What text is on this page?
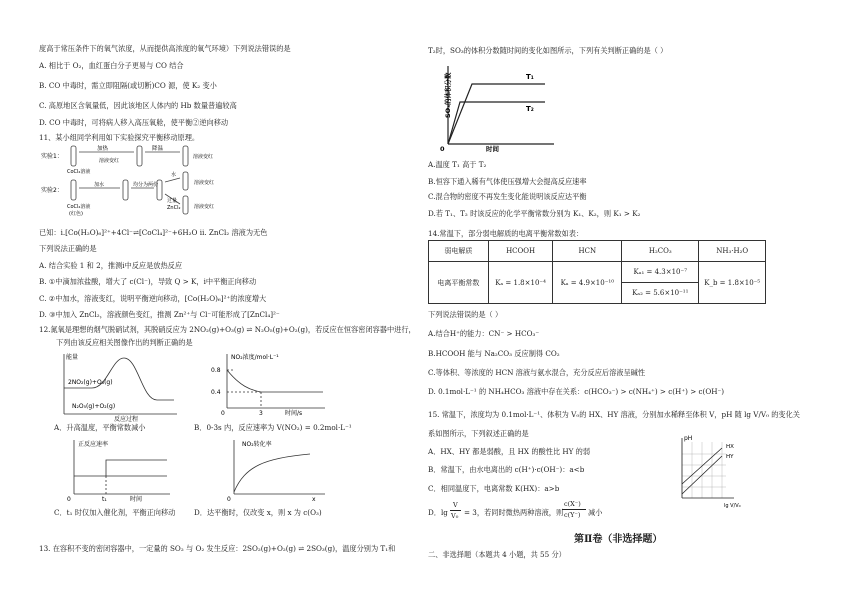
度高于常压条件下的氧气浓度，从而提供高浓度的氧气环境）下列说法错误的是
A. 相比于 O₂，血红蛋白分子更易与 CO 结合
B. CO 中毒时，需立即阻隔(或切断)CO 源，使 K₂ 变小
C. 高原地区含氧量低，因此该地区人体内的 Hb 数量普遍较高
D. CO 中毒时，可将病人移入高压氧舱，使平衡②逆向移动
11、某小组同学利用如下实验探究平衡移动原理。
实验1：
实验2：
加热	降温
CoCl₂溶液
溶液变红
溶液变红
加水	均分为两份
水
过量
ZnCl₂
溶液变红
溶液变红
CoCl₂溶液
(红色)
已知：ⅰ.[Co(H₂O)₆]²⁺+4Cl⁻⇌[CoCl₄]²⁻+6H₂O ⅱ. ZnCl₂ 溶液为无色
下列说法正确的是
A. 结合实验 1 和 2，推测ⅰ中反应是放热反应
B. ①中滴加浓盐酸，增大了 c(Cl⁻)，导致 Q > K，ⅰ中平衡正向移动
C. ②中加水，溶液变红，说明平衡逆向移动，[Co(H₂O)₆]²⁺的浓度增大
D. ③中加入 ZnCl₂，溶液颜色变红，推测 Zn²⁺与 Cl⁻可能形成了[ZnCl₄]²⁻
12.氮氧是理想的烟气脱硝试剂，其脱硝反应为 2NO₂(g)+O₃(g) ⇌ N₂O₅(g)+O₂(g)，若反应在恒容密闭容器中进行，
下列由该反应相关图像作出的判断正确的是
能量
2NO₂(g)+O₃(g)
N₂O₅(g)+O₂(g)
反应过程
A．升高温度，平衡常数减小
NO₂浓度/mol·L⁻¹
0.8
0.4
0	3	时间/s
B．0-3s 内，反应速率为 V(NO₂) = 0.2mol·L⁻¹
正反应速率
0	t₁	时间
C．t₁ 时仅加入催化剂，平衡正向移动
NO₂转化率
0	x
D．达平衡时，仅改变 x，则 x 为 c(O₃)
13. 在容积不变的密闭容器中，一定量的 SO₂ 与 O₂ 发生反应：2SO₂(g)+O₂(g) ⇌ 2SO₃(g)，温度分别为 T₁和
T₂时，SO₃的体积分数随时间的变化如图所示，下列有关判断正确的是（ ）
SO₃的体积分数	T₁
T₂
0	时间
A.温度 T₁ 高于 T₂
B.恒容下通入稀有气体使压强增大会提高反应速率
C.混合物的密度不再发生变化能说明该反应达平衡
D.若 T₁、T₂ 时该反应的化学平衡常数分别为 K₁、K₂，则 K₁ > K₂
14.常温下，部分弱电解质的电离平衡常数如表：
弱电解质	HCOOH	HCN	H₂CO₃	NH₃·H₂O
电离平衡常数	Kₐ = 1.8×10⁻⁴	Kₐ = 4.9×10⁻¹⁰	Kₐ₁ = 4.3×10⁻⁷	K_b = 1.8×10⁻⁵
			Kₐ₂ = 5.6×10⁻¹¹	
下列说法错误的是（ ）
A.结合H⁺的能力：CN⁻ > HCO₃⁻
B.HCOOH 能与 Na₂CO₃ 反应制得 CO₂
C.等体积、等浓度的 HCN 溶液与氨水混合，充分反应后溶液呈碱性
D. 0.1mol·L⁻¹ 的 NH₄HCO₃ 溶液中存在关系：c(HCO₃⁻) > c(NH₄⁺) > c(H⁺) > c(OH⁻)
15. 常温下，浓度均为 0.1mol·L⁻¹、体积为 V₀的 HX、HY 溶液，分别加水稀释至体积 V，pH 随 lg V/V₀ 的变化关
系如图所示，下列叙述正确的是
A．HX、HY 都是弱酸，且 HX 的酸性比 HY 的弱
B．常温下，由水电离出的 c(H⁺)·c(OH⁻)：a<b
C．相同温度下，电离常数 K(HX)：a>b
D．lg
V
V₀ = 3，若同时微热两种溶液，则
c(X⁻)
c(Y⁻) 减小
pH
HX
HY
lg V/V₀
第Ⅱ卷（非选择题）
二、非选择题（本题共 4 小题，共 55 分）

▸ **WHAT YOU WILL DO**
Are you able to set down all the lines above exactly, without any pictures?

▸ **OUTPUT BELOW**
What text is on this page?
度高于常压条件下的氧气浓度，从而提供高浓度的氧气环境）下列说法错误的是
A. 相比于 O₂，血红蛋白分子更易与 CO 结合
B. CO 中毒时，需立即阻隔(或切断)CO 源，使 K₂ 变小
C. 高原地区含氧量低，因此该地区人体内的 Hb 数量普遍较高
D. CO 中毒时，可将病人移入高压氧舱，使平衡②逆向移动
11、某小组同学利用如下实验探究平衡移动原理。
实验1：
实验2：
加热	降温
CoCl₂溶液
溶液变红
溶液变红
加水	均分为两份
水
过量
ZnCl₂
溶液变红
溶液变红
CoCl₂溶液
(红色)
已知：ⅰ.[Co(H₂O)₆]²⁺+4Cl⁻⇌[CoCl₄]²⁻+6H₂O ⅱ. ZnCl₂ 溶液为无色
下列说法正确的是
A. 结合实验 1 和 2，推测ⅰ中反应是放热反应
B. ①中滴加浓盐酸，增大了 c(Cl⁻)，导致 Q > K，ⅰ中平衡正向移动
C. ②中加水，溶液变红，说明平衡逆向移动，[Co(H₂O)₆]²⁺的浓度增大
D. ③中加入 ZnCl₂，溶液颜色变红，推测 Zn²⁺与 Cl⁻可能形成了[ZnCl₄]²⁻
12.氮氧是理想的烟气脱硝试剂，其脱硝反应为 2NO₂(g)+O₃(g) ⇌ N₂O₅(g)+O₂(g)，若反应在恒容密闭容器中进行，
下列由该反应相关图像作出的判断正确的是
能量
2NO₂(g)+O₃(g)
N₂O₅(g)+O₂(g)
反应过程
A．升高温度，平衡常数减小
NO₂浓度/mol·L⁻¹
0.8
0.4
0	3	时间/s
B．0-3s 内，反应速率为 V(NO₂) = 0.2mol·L⁻¹
正反应速率
0	t₁	时间
C．t₁ 时仅加入催化剂，平衡正向移动
NO₂转化率
0	x
D．达平衡时，仅改变 x，则 x 为 c(O₃)
13. 在容积不变的密闭容器中，一定量的 SO₂ 与 O₂ 发生反应：2SO₂(g)+O₂(g) ⇌ 2SO₃(g)，温度分别为 T₁和
T₂时，SO₃的体积分数随时间的变化如图所示，下列有关判断正确的是（ ）
SO₃的体积分数	T₁
T₂
0	时间
A.温度 T₁ 高于 T₂
B.恒容下通入稀有气体使压强增大会提高反应速率
C.混合物的密度不再发生变化能说明该反应达平衡
D.若 T₁、T₂ 时该反应的化学平衡常数分别为 K₁、K₂，则 K₁ > K₂
14.常温下，部分弱电解质的电离平衡常数如表：
弱电解质	HCOOH	HCN	H₂CO₃	NH₃·H₂O
电离平衡常数	Kₐ = 1.8×10⁻⁴	Kₐ = 4.9×10⁻¹⁰	Kₐ₁ = 4.3×10⁻⁷	K_b = 1.8×10⁻⁵
			Kₐ₂ = 5.6×10⁻¹¹	
下列说法错误的是（ ）
A.结合H⁺的能力：CN⁻ > HCO₃⁻
B.HCOOH 能与 Na₂CO₃ 反应制得 CO₂
C.等体积、等浓度的 HCN 溶液与氨水混合，充分反应后溶液呈碱性
D. 0.1mol·L⁻¹ 的 NH₄HCO₃ 溶液中存在关系：c(HCO₃⁻) > c(NH₄⁺) > c(H⁺) > c(OH⁻)
15. 常温下，浓度均为 0.1mol·L⁻¹、体积为 V₀的 HX、HY 溶液，分别加水稀释至体积 V，pH 随 lg V/V₀ 的变化关
系如图所示，下列叙述正确的是
A．HX、HY 都是弱酸，且 HX 的酸性比 HY 的弱
B．常温下，由水电离出的 c(H⁺)·c(OH⁻)：a<b
C．相同温度下，电离常数 K(HX)：a>b
D．lg
V
V₀ = 3，若同时微热两种溶液，则
c(X⁻)
c(Y⁻) 减小
pH
HX
HY
lg V/V₀
第Ⅱ卷（非选择题）
二、非选择题（本题共 4 小题，共 55 分）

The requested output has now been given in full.